**TEXT PASSAGE:**
"""
Resources for Communication Problems

Tuesday, January 22, 2008

LB232-234康政

LB232-234康政

No Chinese summary?

Lenneberg (1967)

p.232~p.234

I share some of Koehle's beliefs, but not all of them. However, what is important here is that his views necessarily imply that language is not a unique and integral behavioral development but a conglomeration of skills and abilities each of which has its own ,independent phylogenetic history. Except for one aspect of language, verbal behavior is a communication and amplification of ubiqutious zoological properties. There is a suggestion here of continuity with only a few recent innovations that lifted an earlier type of communication into the realm of human language. I reject this type of continuity theory on several counts.

(1)The prerequisite skills for language can only in a few cases be shown to have a fully documented phylogenetic history that reaches up to Homo sapiens. Actually, this is the exception. Continuity theories are bolstered by citing examples from all over the animal kingdom in complete disregard for phylogenetic proximity to man. One parallel comes from birds; the next from insects; another from fishes; still another from aquatic mammals. Frequently, only one species within a given genus or family even possesses the trait, indicating clearly that we are dealing with species-specificities, probably all of comparatively recent date. The reason the examples are so disparate is that parallels are rare. This suggests accidental convergence (if, indeed, it is even that) rather than milestones within one continuous phylogeny.

(2)In addition to being unsatisfactory proof for a continuous history, the examples customarily cited might even serve as evidence of discontinuities of skills and behavior patterns because of the sporadic occurrence on the branches of the phylogenetic tree.

(3)Language is not a loose association relatively independent abilities. There is no evidence that language comes about by a gradual accretion of skills. If this were so, we should be able to see all but a few of such skills in our closest relatives should show a few less, and so on down the line of evolution. Nothing like this seems to be the case.

(4)What is thought to be the beginning of language in parrots, monkeys, or dolphins, is empirically totally different from the beginnings of language in the human infants. *At the most primitive stages of language acquisition, man does not imitate sounds, words, or sentences, but generates novel sound-sequence that are recognized as speech and language because the rules of generation bear certain formal similarities to those of the standard language. A healthy child does not ordinarily parrot (or at least no more often than at special occasions). The outstanding characteristics of language are the all-pervasive principles of productivity (see Chapter Eight). These principles are totally lacking from the examples of animal communication.
"""
**ENTRIES SHOWN:**
"""
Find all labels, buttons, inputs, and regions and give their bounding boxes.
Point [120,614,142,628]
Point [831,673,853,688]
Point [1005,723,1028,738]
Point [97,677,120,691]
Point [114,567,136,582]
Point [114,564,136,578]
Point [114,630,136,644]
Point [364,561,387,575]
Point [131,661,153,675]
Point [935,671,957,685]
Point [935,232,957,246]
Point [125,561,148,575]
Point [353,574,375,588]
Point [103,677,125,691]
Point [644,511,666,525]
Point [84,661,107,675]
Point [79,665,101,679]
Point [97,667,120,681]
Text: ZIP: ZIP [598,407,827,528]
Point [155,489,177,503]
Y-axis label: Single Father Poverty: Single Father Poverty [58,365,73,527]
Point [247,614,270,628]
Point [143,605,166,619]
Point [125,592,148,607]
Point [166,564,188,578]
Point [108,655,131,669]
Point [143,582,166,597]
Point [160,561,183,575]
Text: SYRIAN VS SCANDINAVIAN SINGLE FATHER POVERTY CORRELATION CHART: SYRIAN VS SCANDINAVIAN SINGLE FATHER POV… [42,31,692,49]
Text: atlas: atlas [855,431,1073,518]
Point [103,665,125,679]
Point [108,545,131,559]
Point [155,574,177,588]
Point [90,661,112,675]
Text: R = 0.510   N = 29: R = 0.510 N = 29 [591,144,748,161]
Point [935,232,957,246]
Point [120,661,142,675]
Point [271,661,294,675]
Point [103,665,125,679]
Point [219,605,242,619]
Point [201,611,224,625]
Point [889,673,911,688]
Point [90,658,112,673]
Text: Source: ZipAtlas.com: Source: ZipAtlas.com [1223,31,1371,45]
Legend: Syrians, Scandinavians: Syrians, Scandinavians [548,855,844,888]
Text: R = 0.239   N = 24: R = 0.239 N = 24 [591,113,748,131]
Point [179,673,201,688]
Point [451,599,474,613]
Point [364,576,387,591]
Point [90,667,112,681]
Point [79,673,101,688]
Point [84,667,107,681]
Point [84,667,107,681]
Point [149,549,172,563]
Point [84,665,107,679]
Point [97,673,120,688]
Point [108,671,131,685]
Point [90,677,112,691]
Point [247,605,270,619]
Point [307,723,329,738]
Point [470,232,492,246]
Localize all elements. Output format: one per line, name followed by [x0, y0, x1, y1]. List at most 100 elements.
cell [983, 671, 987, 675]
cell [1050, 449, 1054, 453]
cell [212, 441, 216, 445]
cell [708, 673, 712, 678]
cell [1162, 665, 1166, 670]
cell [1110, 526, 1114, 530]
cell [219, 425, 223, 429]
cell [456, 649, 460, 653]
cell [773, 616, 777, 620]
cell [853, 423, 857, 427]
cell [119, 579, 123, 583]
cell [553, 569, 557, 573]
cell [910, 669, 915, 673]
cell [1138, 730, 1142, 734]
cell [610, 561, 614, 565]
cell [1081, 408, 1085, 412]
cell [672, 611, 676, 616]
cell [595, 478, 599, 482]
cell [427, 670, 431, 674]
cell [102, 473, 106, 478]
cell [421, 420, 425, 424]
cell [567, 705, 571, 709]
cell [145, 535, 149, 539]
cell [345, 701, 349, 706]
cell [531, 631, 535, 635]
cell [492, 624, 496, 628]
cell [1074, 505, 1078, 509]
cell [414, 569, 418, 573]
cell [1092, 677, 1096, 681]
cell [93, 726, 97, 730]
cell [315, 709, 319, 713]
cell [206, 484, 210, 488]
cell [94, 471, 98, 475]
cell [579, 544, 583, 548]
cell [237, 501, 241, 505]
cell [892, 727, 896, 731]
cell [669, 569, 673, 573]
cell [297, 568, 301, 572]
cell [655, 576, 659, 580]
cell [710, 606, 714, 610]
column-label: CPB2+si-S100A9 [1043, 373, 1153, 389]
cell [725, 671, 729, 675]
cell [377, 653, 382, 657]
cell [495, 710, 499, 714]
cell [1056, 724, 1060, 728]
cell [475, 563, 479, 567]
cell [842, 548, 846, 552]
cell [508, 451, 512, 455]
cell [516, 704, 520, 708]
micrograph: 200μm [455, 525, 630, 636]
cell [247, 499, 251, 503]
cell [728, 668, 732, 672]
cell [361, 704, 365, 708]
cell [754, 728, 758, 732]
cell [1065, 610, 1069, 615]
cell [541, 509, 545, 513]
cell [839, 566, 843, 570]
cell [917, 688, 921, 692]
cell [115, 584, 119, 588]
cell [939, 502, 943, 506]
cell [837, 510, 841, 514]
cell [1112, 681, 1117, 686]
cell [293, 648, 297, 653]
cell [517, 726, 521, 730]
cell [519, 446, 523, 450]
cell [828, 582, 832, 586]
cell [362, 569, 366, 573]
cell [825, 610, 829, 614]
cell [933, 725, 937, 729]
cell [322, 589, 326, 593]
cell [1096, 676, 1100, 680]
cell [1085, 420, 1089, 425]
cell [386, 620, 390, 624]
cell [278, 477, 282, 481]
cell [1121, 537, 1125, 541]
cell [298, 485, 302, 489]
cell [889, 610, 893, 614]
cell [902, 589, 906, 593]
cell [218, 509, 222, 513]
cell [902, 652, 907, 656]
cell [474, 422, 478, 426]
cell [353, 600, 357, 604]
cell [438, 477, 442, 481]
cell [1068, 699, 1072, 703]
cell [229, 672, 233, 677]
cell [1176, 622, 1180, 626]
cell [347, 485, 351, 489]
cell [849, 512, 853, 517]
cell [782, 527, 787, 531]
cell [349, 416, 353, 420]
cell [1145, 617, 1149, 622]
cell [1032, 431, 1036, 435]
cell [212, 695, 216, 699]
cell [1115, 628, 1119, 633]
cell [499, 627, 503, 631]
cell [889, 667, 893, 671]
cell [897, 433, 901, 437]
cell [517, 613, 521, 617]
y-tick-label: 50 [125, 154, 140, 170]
"""
**PROBLEM DESCRIPTION:** Carry on the passage arguing against continuity theories of language from the point where it stops.

**EXERCISE RESULT:**
Another line of thought, different from O. Koehler's in approach but similar in theoretical structure, was contributed by Hockett (1960) and applied to animal communication by Altmann (1966) and other zoologists (see also Marler, 1961). Hockett also begins with an analysis of language in terms of what we shall call for the moment essential attributes, and then examines a great variety of animal communication systems with a view to discovering how many and which of the essential attributes of human language are discernible in the communication of other species. In contrast to Koehler, his attributes are almost entirely of a logical nature (that is. Not physiological or psychological). He calls them design features, a terminology that expresses well the intent of the investigation: it is a study of the efficiency and effect of the communication system, the result and outcome, so to speak, of behavior rather than the mechanism of the behavior itself. I believe this approach is an innovation in biological investigations and it is apt to focus attention on many interesting aspects of communication, including the underscoring of parallel but different developments and phenotypic convergences by very different means. For instance, some of the design features that characterize language (Hockett distinguishes thirteen) are also characteristic of the so-called language of the honey bee (broadcast, rapid fading, total feedback, and perhaps specialization and discreteness), but the physical means used for the incorporation of these design features into “bee-language” are quite different from those of human language.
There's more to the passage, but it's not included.